_SET TASK_
Exact reproduction is required for all entries.

===== DATA PROVIDED

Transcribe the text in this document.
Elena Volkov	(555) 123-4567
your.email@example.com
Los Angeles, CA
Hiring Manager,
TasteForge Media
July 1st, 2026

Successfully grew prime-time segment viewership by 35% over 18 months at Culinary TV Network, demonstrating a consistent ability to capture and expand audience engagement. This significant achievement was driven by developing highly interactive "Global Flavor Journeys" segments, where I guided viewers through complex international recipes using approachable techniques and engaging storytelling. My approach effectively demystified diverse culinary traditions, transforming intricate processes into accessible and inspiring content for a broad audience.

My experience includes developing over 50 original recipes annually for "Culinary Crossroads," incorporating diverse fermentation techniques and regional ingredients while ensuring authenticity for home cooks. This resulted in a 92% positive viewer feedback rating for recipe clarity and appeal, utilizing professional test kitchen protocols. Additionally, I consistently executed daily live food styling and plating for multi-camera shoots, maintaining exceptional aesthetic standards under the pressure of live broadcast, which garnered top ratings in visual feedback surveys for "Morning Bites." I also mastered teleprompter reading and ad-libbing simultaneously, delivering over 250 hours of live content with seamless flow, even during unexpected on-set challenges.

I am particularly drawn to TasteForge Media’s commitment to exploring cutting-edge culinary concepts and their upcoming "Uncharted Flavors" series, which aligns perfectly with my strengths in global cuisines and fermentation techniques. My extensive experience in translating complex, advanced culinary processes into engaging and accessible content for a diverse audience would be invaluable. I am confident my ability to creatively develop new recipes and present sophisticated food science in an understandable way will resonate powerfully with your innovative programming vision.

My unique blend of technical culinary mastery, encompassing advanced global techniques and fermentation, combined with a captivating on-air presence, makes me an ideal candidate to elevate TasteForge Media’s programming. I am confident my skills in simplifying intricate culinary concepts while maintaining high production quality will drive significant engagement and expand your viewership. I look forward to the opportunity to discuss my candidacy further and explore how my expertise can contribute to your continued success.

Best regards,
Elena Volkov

==========

_COMPLETE RESPONSE_
Transcribe the text in this document.
Elena Volkov	(555) 123-4567
your.email@example.com
Los Angeles, CA
Hiring Manager,
TasteForge Media
July 1st, 2026

Successfully grew prime-time segment viewership by 35% over 18 months at Culinary TV Network, demonstrating a consistent ability to capture and expand audience engagement. This significant achievement was driven by developing highly interactive "Global Flavor Journeys" segments, where I guided viewers through complex international recipes using approachable techniques and engaging storytelling. My approach effectively demystified diverse culinary traditions, transforming intricate processes into accessible and inspiring content for a broad audience.

My experience includes developing over 50 original recipes annually for "Culinary Crossroads," incorporating diverse fermentation techniques and regional ingredients while ensuring authenticity for home cooks. This resulted in a 92% positive viewer feedback rating for recipe clarity and appeal, utilizing professional test kitchen protocols. Additionally, I consistently executed daily live food styling and plating for multi-camera shoots, maintaining exceptional aesthetic standards under the pressure of live broadcast, which garnered top ratings in visual feedback surveys for "Morning Bites." I also mastered teleprompter reading and ad-libbing simultaneously, delivering over 250 hours of live content with seamless flow, even during unexpected on-set challenges.

I am particularly drawn to TasteForge Media’s commitment to exploring cutting-edge culinary concepts and their upcoming "Uncharted Flavors" series, which aligns perfectly with my strengths in global cuisines and fermentation techniques. My extensive experience in translating complex, advanced culinary processes into engaging and accessible content for a diverse audience would be invaluable. I am confident my ability to creatively develop new recipes and present sophisticated food science in an understandable way will resonate powerfully with your innovative programming vision.

My unique blend of technical culinary mastery, encompassing advanced global techniques and fermentation, combined with a captivating on-air presence, makes me an ideal candidate to elevate TasteForge Media’s programming. I am confident my skills in simplifying intricate culinary concepts while maintaining high production quality will drive significant engagement and expand your viewership. I look forward to the opportunity to discuss my candidacy further and explore how my expertise can contribute to your continued success.

Best regards,
Elena Volkov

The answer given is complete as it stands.